Give the number of lines in the data that hold the word "ylabel", and nothing else.

....

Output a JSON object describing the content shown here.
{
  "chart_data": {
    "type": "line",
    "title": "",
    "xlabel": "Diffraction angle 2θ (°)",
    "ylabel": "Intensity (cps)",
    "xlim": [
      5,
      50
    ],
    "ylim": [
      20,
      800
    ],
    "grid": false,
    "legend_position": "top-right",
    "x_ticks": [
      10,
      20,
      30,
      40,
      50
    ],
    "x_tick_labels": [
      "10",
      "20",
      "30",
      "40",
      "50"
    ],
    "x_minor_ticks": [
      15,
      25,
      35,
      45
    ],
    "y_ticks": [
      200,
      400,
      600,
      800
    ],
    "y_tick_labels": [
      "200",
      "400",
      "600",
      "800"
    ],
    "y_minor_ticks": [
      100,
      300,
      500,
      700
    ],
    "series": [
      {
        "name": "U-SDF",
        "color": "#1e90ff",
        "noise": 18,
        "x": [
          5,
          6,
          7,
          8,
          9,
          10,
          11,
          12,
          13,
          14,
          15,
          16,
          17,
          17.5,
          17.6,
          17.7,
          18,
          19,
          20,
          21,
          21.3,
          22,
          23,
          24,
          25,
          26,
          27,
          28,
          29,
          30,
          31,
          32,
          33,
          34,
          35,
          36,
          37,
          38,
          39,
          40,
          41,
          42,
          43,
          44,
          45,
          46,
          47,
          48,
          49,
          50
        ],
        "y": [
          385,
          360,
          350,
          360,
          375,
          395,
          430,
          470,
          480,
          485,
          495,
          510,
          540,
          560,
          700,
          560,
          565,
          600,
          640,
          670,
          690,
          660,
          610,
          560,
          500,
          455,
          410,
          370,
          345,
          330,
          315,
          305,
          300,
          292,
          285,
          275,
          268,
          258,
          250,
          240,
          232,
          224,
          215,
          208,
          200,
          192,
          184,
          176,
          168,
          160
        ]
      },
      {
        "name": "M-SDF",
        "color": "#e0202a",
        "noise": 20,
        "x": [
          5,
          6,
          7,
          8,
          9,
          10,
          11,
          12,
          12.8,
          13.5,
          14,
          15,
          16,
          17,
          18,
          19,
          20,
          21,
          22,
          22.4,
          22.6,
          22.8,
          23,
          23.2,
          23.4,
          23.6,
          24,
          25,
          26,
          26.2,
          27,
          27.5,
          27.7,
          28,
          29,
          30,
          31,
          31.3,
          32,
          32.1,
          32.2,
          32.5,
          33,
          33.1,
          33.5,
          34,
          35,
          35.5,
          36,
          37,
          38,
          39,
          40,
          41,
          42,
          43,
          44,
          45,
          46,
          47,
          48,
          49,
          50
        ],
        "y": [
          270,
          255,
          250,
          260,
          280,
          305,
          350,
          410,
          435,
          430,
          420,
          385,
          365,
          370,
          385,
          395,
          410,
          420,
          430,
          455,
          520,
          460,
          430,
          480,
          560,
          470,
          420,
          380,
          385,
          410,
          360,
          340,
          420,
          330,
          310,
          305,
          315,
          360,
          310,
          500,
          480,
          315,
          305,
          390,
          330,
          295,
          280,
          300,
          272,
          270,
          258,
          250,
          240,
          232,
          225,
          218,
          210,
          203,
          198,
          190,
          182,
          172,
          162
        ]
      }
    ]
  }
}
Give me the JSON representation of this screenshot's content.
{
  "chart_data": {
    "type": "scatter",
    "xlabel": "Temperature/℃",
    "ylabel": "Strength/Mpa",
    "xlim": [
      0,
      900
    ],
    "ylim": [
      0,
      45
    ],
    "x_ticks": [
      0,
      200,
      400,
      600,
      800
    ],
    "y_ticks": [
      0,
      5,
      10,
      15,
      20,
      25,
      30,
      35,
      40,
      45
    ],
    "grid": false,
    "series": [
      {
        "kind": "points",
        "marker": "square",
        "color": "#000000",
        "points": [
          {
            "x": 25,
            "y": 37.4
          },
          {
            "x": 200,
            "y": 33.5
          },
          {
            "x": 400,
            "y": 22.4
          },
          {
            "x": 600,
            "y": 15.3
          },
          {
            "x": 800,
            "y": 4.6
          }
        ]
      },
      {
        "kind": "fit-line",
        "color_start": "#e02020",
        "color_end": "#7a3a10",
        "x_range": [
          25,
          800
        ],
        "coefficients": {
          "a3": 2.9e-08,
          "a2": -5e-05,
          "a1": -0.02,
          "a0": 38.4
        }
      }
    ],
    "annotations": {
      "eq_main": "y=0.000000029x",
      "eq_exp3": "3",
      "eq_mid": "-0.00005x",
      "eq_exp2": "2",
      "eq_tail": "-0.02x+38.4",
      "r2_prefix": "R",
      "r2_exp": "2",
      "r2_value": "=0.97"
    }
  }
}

....

## RESULT FOR THIS EXERCISE:
2